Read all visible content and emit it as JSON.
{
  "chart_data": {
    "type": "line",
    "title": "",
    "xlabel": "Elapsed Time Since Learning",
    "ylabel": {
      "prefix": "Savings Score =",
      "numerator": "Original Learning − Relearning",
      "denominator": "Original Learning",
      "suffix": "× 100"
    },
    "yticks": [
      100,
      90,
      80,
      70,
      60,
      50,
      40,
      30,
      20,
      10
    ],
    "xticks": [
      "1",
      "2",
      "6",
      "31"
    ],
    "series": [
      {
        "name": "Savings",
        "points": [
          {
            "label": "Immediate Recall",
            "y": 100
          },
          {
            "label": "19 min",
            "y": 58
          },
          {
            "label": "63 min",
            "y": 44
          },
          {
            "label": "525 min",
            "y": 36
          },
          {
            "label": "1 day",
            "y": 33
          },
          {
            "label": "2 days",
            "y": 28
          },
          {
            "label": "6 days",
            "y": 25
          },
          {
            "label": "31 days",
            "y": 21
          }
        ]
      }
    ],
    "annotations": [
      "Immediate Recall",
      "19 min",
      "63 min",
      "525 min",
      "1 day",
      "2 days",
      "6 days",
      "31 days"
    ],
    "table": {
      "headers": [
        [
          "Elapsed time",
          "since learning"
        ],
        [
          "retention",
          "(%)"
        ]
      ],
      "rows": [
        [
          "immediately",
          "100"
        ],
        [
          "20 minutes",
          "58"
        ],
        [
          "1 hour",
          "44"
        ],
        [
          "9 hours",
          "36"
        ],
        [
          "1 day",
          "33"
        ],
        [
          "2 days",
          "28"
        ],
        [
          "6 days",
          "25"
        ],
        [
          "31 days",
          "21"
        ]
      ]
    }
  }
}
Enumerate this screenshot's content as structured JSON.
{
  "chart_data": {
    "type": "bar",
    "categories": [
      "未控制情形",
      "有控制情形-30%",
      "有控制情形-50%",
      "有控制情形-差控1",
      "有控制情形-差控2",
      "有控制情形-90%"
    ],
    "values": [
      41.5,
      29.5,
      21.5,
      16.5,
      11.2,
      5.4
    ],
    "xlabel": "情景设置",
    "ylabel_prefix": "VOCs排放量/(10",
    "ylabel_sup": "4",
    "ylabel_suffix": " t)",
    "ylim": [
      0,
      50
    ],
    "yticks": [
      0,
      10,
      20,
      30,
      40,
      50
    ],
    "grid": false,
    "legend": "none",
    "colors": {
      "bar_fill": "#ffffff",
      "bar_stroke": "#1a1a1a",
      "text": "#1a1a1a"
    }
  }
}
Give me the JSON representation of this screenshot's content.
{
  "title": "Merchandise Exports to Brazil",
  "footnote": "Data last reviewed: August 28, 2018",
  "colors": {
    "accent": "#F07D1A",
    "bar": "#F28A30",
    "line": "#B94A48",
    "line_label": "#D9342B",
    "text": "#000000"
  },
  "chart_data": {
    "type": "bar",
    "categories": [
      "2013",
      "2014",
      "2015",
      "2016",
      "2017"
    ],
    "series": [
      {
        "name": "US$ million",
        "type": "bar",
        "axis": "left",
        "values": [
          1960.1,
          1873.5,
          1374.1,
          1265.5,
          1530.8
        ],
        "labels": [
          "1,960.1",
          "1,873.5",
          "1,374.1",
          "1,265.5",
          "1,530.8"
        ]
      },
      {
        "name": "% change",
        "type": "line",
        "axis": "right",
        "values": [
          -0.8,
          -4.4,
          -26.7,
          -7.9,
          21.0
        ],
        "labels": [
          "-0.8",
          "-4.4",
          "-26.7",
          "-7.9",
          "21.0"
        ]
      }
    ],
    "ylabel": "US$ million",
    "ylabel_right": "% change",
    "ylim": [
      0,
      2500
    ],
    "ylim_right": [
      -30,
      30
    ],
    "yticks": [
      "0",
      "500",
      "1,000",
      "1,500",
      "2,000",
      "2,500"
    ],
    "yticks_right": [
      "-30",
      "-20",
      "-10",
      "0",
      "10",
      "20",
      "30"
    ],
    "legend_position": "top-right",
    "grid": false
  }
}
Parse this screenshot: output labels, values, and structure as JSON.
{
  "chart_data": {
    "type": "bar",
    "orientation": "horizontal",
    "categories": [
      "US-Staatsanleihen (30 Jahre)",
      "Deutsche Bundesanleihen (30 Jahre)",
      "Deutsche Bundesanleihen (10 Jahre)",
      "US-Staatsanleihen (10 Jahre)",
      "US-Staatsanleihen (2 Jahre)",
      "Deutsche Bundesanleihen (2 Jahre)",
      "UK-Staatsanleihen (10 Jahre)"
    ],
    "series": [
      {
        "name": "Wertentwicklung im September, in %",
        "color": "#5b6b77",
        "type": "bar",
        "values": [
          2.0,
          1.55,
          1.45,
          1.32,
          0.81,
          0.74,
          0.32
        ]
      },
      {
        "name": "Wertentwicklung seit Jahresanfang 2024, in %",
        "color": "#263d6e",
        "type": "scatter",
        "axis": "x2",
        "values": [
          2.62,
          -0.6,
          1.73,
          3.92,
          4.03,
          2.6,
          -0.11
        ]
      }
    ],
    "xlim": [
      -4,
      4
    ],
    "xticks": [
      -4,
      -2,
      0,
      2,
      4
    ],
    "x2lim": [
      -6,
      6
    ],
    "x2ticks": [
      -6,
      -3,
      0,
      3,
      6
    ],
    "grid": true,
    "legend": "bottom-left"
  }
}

######

◆ **PROBLEM**: Transcribe the data. Leave every line exactly as it is.

◆ **RESULT**:
Read all visible content and emit it as JSON.
{
  "chart_data": {
    "type": "line",
    "title": "",
    "xlabel": "Elapsed Time Since Learning",
    "ylabel": {
      "prefix": "Savings Score =",
      "numerator": "Original Learning − Relearning",
      "denominator": "Original Learning",
      "suffix": "× 100"
    },
    "yticks": [
      100,
      90,
      80,
      70,
      60,
      50,
      40,
      30,
      20,
      10
    ],
    "xticks": [
      "1",
      "2",
      "6",
      "31"
    ],
    "series": [
      {
        "name": "Savings",
        "points": [
          {
            "label": "Immediate Recall",
            "y": 100
          },
          {
            "label": "19 min",
            "y": 58
          },
          {
            "label": "63 min",
            "y": 44
          },
          {
            "label": "525 min",
            "y": 36
          },
          {
            "label": "1 day",
            "y": 33
          },
          {
            "label": "2 days",
            "y": 28
          },
          {
            "label": "6 days",
            "y": 25
          },
          {
            "label": "31 days",
            "y": 21
          }
        ]
      }
    ],
    "annotations": [
      "Immediate Recall",
      "19 min",
      "63 min",
      "525 min",
      "1 day",
      "2 days",
      "6 days",
      "31 days"
    ],
    "table": {
      "headers": [
        [
          "Elapsed time",
          "since learning"
        ],
        [
          "retention",
          "(%)"
        ]
      ],
      "rows": [
        [
          "immediately",
          "100"
        ],
        [
          "20 minutes",
          "58"
        ],
        [
          "1 hour",
          "44"
        ],
        [
          "9 hours",
          "36"
        ],
        [
          "1 day",
          "33"
        ],
        [
          "2 days",
          "28"
        ],
        [
          "6 days",
          "25"
        ],
        [
          "31 days",
          "21"
        ]
      ]
    }
  }
}
Enumerate this screenshot's content as structured JSON.
{
  "chart_data": {
    "type": "bar",
    "categories": [
      "未控制情形",
      "有控制情形-30%",
      "有控制情形-50%",
      "有控制情形-差控1",
      "有控制情形-差控2",
      "有控制情形-90%"
    ],
    "values": [
      41.5,
      29.5,
      21.5,
      16.5,
      11.2,
      5.4
    ],
    "xlabel": "情景设置",
    "ylabel_prefix": "VOCs排放量/(10",
    "ylabel_sup": "4",
    "ylabel_suffix": " t)",
    "ylim": [
      0,
      50
    ],
    "yticks": [
      0,
      10,
      20,
      30,
      40,
      50
    ],
    "grid": false,
    "legend": "none",
    "colors": {
      "bar_fill": "#ffffff",
      "bar_stroke": "#1a1a1a",
      "text": "#1a1a1a"
    }
  }
}
Give me the JSON representation of this screenshot's content.
{
  "title": "Merchandise Exports to Brazil",
  "footnote": "Data last reviewed: August 28, 2018",
  "colors": {
    "accent": "#F07D1A",
    "bar": "#F28A30",
    "line": "#B94A48",
    "line_label": "#D9342B",
    "text": "#000000"
  },
  "chart_data": {
    "type": "bar",
    "categories": [
      "2013",
      "2014",
      "2015",
      "2016",
      "2017"
    ],
    "series": [
      {
        "name": "US$ million",
        "type": "bar",
        "axis": "left",
        "values": [
          1960.1,
          1873.5,
          1374.1,
          1265.5,
          1530.8
        ],
        "labels": [
          "1,960.1",
          "1,873.5",
          "1,374.1",
          "1,265.5",
          "1,530.8"
        ]
      },
      {
        "name": "% change",
        "type": "line",
        "axis": "right",
        "values": [
          -0.8,
          -4.4,
          -26.7,
          -7.9,
          21.0
        ],
        "labels": [
          "-0.8",
          "-4.4",
          "-26.7",
          "-7.9",
          "21.0"
        ]
      }
    ],
    "ylabel": "US$ million",
    "ylabel_right": "% change",
    "ylim": [
      0,
      2500
    ],
    "ylim_right": [
      -30,
      30
    ],
    "yticks": [
      "0",
      "500",
      "1,000",
      "1,500",
      "2,000",
      "2,500"
    ],
    "yticks_right": [
      "-30",
      "-20",
      "-10",
      "0",
      "10",
      "20",
      "30"
    ],
    "legend_position": "top-right",
    "grid": false
  }
}
Parse this screenshot: output labels, values, and structure as JSON.
{
  "chart_data": {
    "type": "bar",
    "orientation": "horizontal",
    "categories": [
      "US-Staatsanleihen (30 Jahre)",
      "Deutsche Bundesanleihen (30 Jahre)",
      "Deutsche Bundesanleihen (10 Jahre)",
      "US-Staatsanleihen (10 Jahre)",
      "US-Staatsanleihen (2 Jahre)",
      "Deutsche Bundesanleihen (2 Jahre)",
      "UK-Staatsanleihen (10 Jahre)"
    ],
    "series": [
      {
        "name": "Wertentwicklung im September, in %",
        "color": "#5b6b77",
        "type": "bar",
        "values": [
          2.0,
          1.55,
          1.45,
          1.32,
          0.81,
          0.74,
          0.32
        ]
      },
      {
        "name": "Wertentwicklung seit Jahresanfang 2024, in %",
        "color": "#263d6e",
        "type": "scatter",
        "axis": "x2",
        "values": [
          2.62,
          -0.6,
          1.73,
          3.92,
          4.03,
          2.6,
          -0.11
        ]
      }
    ],
    "xlim": [
      -4,
      4
    ],
    "xticks": [
      -4,
      -2,
      0,
      2,
      4
    ],
    "x2lim": [
      -6,
      6
    ],
    "x2ticks": [
      -6,
      -3,
      0,
      3,
      6
    ],
    "grid": true,
    "legend": "bottom-left"
  }
}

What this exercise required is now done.